[Items from a figure collection]

* * * * * * * * *

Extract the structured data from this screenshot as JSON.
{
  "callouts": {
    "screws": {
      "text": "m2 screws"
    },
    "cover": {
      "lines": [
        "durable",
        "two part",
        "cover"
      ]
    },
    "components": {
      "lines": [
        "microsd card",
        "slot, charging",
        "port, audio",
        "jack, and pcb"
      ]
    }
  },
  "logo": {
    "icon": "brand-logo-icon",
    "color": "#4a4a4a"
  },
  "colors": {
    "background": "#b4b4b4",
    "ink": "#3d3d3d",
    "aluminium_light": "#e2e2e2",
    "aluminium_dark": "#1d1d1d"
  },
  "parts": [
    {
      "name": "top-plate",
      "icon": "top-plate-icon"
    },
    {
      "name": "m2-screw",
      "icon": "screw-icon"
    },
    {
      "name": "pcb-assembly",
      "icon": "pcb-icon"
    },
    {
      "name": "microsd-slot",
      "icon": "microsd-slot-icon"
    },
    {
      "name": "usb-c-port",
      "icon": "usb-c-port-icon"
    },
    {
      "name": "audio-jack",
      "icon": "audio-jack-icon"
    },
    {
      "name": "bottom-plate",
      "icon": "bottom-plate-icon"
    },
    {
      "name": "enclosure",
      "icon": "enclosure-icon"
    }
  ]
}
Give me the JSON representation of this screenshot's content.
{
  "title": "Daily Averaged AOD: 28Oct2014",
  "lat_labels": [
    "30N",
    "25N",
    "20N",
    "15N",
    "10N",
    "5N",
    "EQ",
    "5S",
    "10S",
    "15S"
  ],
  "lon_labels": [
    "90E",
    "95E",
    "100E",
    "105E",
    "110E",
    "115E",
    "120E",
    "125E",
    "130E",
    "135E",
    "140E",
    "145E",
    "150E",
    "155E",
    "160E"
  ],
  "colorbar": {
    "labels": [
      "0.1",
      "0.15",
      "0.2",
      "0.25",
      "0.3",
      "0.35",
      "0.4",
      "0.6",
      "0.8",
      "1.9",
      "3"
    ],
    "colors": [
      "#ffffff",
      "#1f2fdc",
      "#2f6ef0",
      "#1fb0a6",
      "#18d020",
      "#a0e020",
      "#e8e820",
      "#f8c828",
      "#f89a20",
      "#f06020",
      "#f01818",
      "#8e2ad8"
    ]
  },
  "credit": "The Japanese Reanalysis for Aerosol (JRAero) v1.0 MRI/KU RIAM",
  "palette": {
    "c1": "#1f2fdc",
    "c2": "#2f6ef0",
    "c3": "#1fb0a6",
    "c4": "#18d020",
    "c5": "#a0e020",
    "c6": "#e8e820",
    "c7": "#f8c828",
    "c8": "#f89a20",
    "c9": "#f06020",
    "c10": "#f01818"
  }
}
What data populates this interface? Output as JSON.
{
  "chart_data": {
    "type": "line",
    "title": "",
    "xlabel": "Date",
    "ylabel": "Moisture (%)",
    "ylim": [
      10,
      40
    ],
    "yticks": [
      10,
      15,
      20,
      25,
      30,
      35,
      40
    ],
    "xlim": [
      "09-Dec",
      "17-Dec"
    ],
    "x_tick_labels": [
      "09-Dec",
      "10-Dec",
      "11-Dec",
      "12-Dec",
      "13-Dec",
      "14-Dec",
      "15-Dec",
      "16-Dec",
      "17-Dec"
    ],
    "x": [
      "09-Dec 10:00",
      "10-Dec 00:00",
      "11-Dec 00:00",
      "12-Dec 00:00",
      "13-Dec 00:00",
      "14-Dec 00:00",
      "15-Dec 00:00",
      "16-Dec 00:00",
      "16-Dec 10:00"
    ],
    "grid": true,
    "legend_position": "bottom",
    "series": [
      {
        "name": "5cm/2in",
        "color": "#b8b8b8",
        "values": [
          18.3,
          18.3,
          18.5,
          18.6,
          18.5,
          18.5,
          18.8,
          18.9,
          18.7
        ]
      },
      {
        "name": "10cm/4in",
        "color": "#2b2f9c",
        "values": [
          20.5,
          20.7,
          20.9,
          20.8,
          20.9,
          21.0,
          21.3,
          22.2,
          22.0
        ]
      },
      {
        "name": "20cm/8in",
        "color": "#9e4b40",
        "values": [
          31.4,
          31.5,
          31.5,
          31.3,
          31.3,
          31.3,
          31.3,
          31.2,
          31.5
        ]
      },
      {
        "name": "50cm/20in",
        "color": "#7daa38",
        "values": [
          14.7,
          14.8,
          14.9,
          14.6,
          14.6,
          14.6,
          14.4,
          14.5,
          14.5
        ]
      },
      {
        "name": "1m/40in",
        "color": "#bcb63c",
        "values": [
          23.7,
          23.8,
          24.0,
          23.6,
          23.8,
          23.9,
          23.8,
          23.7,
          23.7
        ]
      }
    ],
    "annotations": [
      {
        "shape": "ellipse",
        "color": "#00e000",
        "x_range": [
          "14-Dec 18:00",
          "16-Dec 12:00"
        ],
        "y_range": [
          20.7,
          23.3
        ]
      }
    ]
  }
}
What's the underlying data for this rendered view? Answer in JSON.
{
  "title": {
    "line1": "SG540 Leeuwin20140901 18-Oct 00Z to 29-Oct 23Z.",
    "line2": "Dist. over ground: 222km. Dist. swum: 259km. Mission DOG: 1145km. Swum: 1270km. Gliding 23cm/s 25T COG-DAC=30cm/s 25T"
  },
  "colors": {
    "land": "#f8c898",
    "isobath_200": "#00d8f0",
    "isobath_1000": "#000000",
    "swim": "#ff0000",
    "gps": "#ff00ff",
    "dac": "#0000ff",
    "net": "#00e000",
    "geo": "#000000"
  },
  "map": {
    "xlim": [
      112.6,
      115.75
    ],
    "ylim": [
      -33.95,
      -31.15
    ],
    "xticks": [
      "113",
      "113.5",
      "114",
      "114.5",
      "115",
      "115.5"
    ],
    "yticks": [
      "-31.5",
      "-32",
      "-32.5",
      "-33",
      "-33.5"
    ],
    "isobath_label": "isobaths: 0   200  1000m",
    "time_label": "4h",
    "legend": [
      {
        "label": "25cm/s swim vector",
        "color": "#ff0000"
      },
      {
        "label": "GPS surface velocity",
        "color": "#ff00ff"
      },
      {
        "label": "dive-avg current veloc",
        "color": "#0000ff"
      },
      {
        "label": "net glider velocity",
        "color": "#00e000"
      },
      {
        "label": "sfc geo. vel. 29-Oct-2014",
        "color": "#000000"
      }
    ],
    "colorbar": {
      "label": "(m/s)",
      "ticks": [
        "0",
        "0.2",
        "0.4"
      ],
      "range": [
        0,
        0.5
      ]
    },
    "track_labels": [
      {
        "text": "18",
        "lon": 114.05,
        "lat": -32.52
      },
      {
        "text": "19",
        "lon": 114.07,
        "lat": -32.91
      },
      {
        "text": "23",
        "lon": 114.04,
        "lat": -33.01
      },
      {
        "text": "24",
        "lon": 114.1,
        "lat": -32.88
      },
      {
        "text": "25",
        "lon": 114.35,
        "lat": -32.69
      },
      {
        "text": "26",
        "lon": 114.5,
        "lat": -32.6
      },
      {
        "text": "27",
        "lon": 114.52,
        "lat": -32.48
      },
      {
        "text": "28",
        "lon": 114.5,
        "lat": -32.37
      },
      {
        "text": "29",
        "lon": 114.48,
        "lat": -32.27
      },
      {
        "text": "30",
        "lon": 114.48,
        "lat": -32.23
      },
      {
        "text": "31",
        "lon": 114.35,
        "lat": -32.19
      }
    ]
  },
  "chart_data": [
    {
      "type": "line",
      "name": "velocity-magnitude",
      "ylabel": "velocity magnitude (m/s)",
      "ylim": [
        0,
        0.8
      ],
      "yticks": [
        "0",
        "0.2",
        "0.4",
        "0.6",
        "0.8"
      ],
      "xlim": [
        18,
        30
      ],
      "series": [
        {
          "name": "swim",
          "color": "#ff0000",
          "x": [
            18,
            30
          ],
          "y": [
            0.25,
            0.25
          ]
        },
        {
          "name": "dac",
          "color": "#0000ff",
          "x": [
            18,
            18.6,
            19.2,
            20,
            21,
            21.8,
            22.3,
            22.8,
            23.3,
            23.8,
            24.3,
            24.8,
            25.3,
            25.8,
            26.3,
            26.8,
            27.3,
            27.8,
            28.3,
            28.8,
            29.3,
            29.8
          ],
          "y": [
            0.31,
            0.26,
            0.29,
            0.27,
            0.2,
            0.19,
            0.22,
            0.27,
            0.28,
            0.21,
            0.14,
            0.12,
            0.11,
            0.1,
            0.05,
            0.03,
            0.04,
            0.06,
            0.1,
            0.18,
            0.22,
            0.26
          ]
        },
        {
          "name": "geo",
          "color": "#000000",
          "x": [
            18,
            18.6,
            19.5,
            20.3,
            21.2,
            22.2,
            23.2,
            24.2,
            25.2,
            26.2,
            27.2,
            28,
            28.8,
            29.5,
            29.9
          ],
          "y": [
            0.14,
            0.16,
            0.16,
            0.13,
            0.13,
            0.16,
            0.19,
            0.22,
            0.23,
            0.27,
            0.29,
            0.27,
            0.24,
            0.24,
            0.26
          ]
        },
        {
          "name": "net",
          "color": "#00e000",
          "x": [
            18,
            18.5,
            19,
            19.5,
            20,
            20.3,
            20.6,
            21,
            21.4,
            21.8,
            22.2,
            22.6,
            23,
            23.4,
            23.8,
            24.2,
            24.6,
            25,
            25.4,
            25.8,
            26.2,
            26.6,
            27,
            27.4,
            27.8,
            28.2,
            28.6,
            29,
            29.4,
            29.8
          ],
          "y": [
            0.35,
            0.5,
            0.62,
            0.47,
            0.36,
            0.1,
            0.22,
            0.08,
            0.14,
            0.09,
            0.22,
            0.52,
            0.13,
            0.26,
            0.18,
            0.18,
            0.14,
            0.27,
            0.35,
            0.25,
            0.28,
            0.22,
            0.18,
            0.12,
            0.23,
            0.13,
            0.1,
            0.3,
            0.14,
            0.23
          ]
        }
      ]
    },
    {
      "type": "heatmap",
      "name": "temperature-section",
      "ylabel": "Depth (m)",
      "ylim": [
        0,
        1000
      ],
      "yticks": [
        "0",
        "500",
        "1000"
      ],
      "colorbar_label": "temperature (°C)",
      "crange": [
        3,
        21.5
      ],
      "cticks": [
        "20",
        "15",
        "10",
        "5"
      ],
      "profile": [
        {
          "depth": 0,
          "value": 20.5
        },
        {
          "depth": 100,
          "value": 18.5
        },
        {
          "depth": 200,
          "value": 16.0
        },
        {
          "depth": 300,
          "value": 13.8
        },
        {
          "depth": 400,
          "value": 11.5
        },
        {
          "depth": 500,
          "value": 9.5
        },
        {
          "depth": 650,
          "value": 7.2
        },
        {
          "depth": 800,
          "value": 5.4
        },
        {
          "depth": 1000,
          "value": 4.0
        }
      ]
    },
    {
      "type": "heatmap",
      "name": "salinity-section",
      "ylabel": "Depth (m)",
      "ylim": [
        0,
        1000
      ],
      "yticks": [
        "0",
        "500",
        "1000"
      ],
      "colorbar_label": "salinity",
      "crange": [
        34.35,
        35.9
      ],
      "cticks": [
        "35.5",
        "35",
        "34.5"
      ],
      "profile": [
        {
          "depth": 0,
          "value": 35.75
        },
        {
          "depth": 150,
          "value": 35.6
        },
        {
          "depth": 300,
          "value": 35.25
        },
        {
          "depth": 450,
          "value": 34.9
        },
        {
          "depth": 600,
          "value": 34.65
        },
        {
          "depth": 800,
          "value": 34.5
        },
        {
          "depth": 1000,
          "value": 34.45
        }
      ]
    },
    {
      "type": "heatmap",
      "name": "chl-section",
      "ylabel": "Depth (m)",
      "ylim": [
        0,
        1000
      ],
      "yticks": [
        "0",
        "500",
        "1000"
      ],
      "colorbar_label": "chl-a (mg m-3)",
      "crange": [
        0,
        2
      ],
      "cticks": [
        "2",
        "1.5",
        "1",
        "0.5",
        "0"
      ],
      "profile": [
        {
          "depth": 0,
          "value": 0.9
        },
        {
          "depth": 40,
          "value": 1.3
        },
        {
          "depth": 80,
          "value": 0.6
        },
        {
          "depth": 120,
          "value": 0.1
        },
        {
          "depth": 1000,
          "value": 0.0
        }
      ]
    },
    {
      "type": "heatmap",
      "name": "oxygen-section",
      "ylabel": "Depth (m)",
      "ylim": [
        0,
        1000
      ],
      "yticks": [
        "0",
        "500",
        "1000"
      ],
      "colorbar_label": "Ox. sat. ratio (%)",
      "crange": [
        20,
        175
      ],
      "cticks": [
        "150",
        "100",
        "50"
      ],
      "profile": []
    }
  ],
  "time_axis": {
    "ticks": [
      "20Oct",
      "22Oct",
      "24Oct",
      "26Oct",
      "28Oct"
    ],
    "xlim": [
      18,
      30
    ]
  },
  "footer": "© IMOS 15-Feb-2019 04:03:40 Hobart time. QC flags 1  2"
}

* * * * * * * * *

◆ Objective: Check each line above for the string "magnitude" and report how many lines have it, giving only the number.

◆ Reply: 2